▶ **Written task**: Show all lines from the listing below that contain "value".
*** Information given ***
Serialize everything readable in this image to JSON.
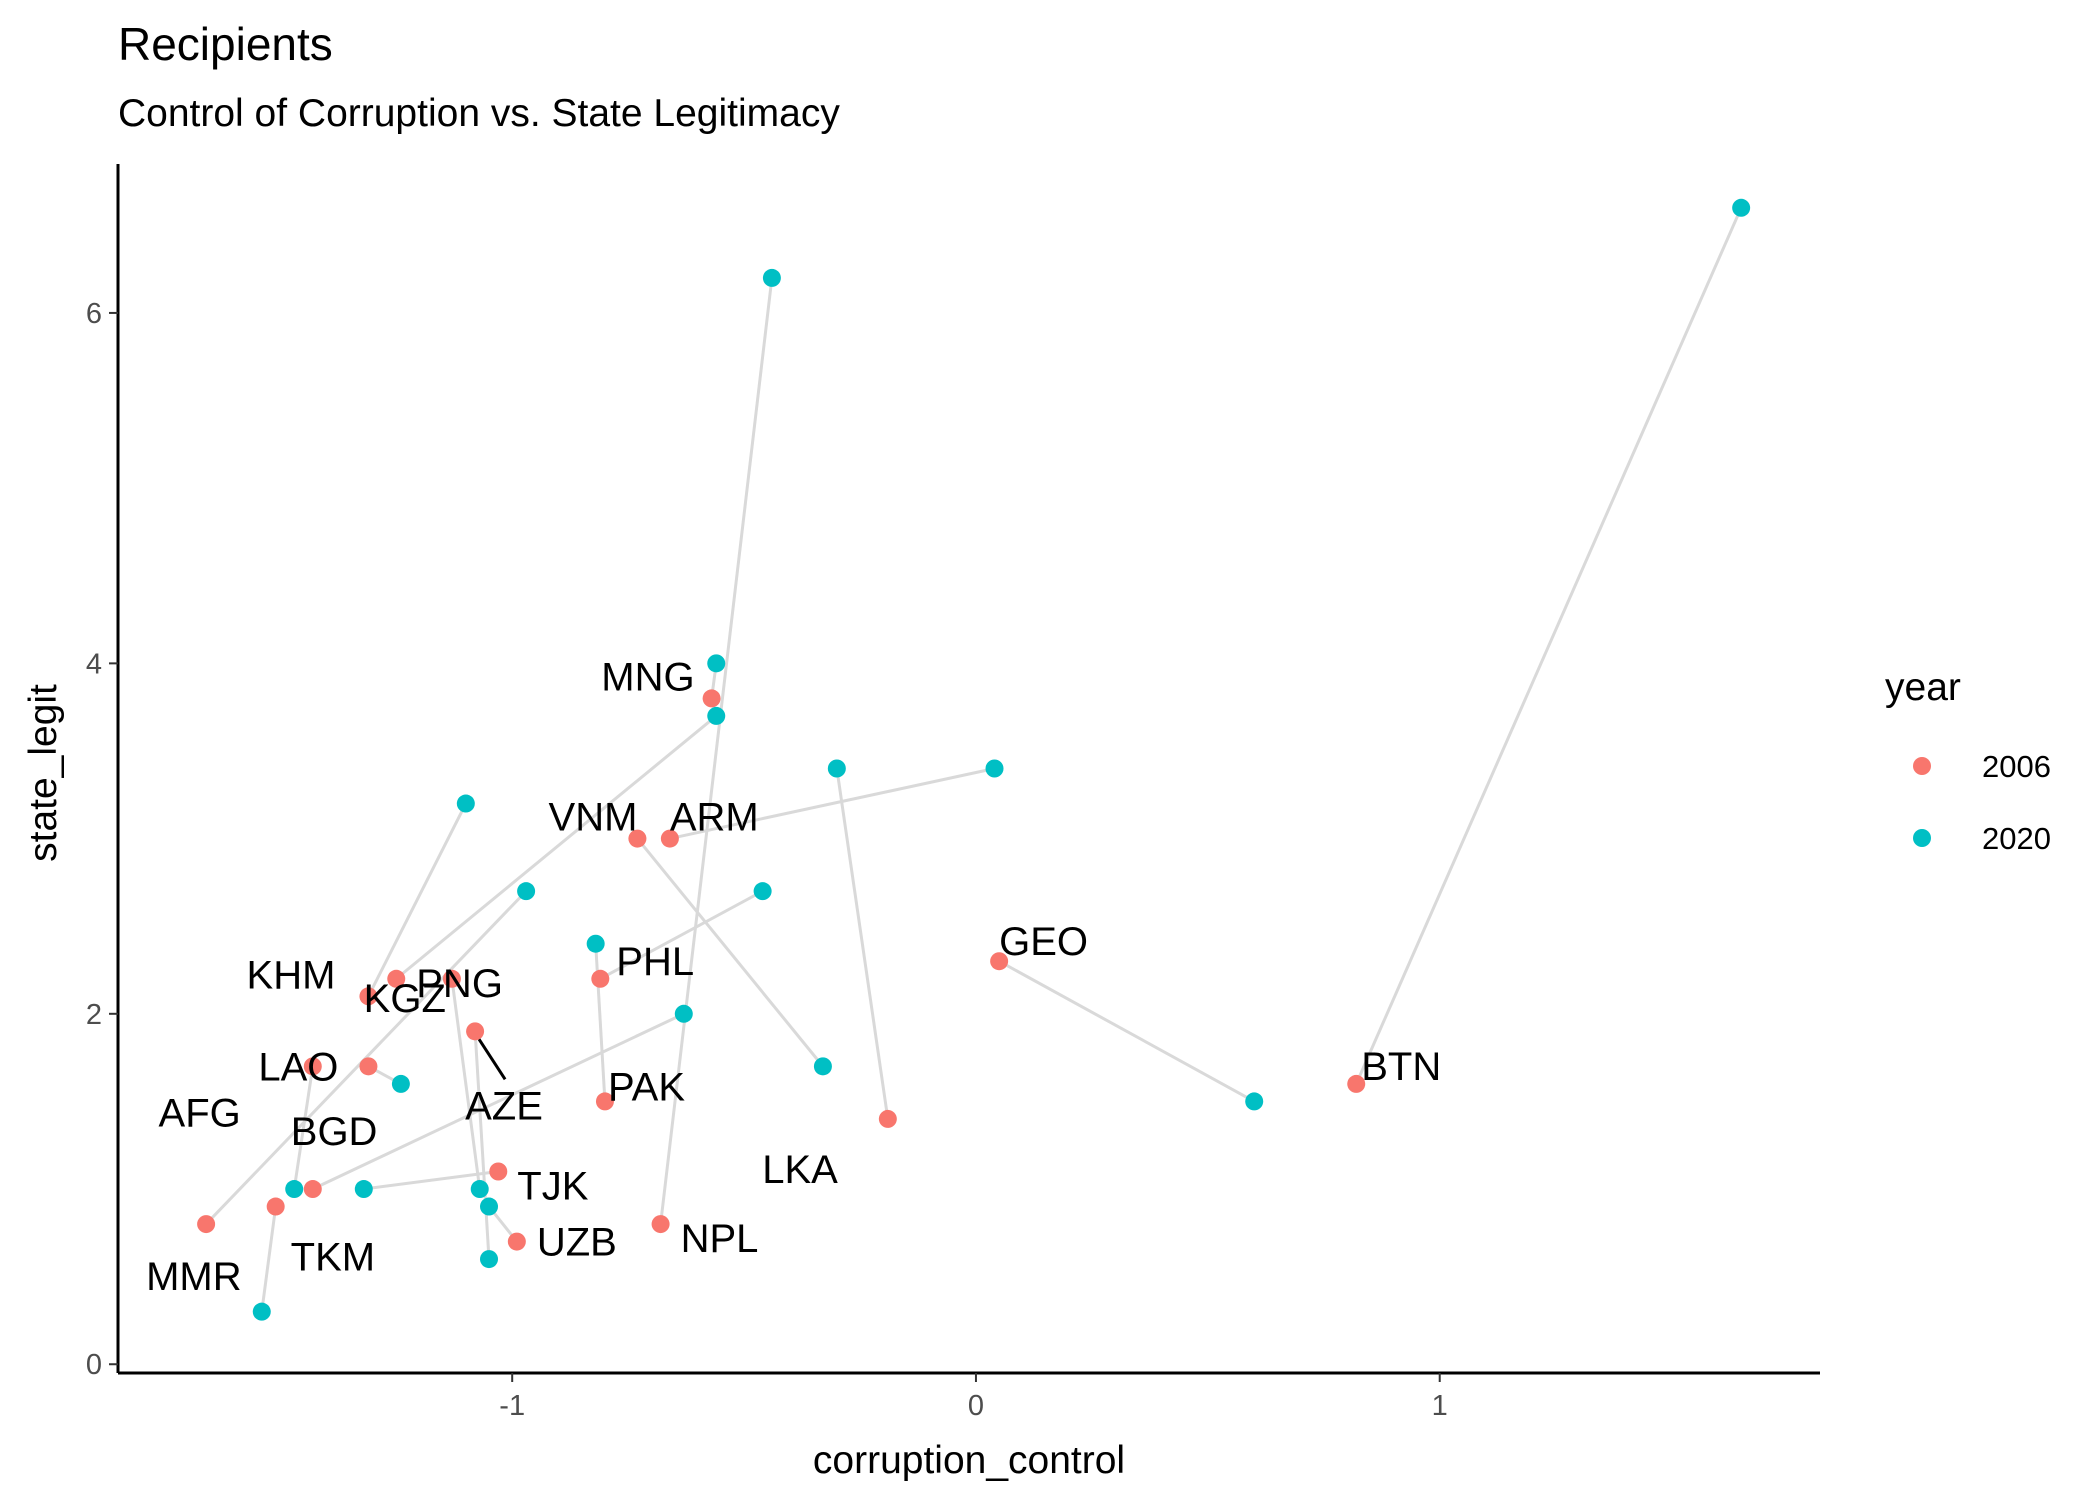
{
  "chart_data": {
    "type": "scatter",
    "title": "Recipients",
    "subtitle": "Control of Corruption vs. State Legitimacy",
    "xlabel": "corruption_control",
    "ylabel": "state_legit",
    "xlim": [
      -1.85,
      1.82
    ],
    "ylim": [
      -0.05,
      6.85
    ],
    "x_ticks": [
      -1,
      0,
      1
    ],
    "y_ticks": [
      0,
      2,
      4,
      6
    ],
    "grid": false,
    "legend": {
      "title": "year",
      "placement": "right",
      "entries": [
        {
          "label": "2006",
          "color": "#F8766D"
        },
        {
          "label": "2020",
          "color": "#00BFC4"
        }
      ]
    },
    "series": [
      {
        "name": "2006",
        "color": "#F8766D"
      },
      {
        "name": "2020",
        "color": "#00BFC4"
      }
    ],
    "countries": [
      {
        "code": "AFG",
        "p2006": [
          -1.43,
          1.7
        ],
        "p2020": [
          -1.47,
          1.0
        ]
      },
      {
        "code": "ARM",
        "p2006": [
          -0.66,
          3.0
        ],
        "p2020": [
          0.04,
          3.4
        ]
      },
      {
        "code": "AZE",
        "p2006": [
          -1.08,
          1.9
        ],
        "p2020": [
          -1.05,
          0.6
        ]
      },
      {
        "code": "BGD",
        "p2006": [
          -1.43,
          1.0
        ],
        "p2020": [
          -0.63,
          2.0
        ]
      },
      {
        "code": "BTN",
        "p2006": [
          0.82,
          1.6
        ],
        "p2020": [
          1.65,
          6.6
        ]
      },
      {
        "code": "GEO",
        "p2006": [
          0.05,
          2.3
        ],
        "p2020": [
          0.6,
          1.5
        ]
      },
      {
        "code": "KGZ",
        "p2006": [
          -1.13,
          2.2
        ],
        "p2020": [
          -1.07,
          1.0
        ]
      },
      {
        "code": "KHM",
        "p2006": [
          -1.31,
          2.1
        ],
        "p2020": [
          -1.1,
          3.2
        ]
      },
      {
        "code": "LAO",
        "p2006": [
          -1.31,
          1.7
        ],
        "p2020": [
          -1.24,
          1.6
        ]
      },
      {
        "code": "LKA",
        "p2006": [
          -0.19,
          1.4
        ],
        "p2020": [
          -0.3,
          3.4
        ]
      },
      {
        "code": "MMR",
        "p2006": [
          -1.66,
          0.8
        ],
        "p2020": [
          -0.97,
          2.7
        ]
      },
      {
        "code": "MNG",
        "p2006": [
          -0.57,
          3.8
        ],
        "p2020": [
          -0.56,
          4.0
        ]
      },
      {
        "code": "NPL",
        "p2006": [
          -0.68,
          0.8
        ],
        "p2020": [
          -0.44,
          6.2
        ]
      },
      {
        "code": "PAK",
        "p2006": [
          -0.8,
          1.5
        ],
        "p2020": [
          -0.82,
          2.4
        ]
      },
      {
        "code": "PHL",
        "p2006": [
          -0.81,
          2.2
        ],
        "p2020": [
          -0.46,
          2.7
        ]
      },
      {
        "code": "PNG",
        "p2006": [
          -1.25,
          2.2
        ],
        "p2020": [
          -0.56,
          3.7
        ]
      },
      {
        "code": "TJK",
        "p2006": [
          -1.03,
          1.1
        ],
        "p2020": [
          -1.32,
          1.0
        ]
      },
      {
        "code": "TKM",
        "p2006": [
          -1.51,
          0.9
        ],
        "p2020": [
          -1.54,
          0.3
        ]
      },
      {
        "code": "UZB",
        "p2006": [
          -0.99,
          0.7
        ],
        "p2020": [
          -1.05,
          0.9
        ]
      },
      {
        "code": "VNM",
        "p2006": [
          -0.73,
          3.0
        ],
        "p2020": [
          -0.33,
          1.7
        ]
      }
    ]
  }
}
***
*** Information given ***
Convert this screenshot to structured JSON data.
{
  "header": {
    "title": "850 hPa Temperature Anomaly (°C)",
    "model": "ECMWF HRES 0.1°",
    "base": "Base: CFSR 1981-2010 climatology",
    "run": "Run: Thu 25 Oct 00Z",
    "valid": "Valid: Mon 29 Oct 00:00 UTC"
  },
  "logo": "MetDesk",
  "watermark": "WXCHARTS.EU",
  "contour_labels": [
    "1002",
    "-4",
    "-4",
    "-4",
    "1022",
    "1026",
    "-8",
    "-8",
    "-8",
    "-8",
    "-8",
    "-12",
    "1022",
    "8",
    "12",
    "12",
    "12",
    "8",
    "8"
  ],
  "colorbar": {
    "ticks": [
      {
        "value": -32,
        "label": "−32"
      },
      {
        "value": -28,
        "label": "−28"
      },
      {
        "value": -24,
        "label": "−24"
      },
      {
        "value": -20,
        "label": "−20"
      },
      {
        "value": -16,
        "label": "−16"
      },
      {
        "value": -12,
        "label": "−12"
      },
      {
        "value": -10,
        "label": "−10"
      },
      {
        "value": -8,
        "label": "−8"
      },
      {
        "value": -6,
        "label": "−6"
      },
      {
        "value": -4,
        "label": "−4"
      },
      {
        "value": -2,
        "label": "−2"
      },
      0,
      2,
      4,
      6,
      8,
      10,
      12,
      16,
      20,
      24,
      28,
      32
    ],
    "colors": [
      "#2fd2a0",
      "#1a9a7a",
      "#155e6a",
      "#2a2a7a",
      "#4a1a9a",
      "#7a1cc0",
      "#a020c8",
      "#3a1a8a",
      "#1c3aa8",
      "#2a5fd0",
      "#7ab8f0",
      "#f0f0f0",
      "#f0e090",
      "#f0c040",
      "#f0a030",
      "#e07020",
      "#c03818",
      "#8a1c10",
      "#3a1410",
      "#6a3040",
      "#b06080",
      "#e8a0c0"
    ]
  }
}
***
▶ **Answer to this problem**:
        "value": -32,
        "value": -28,
        "value": -24,
        "value": -20,
        "value": -16,
        "value": -12,
        "value": -10,
        "value": -8,
        "value": -6,
        "value": -4,
        "value": -2,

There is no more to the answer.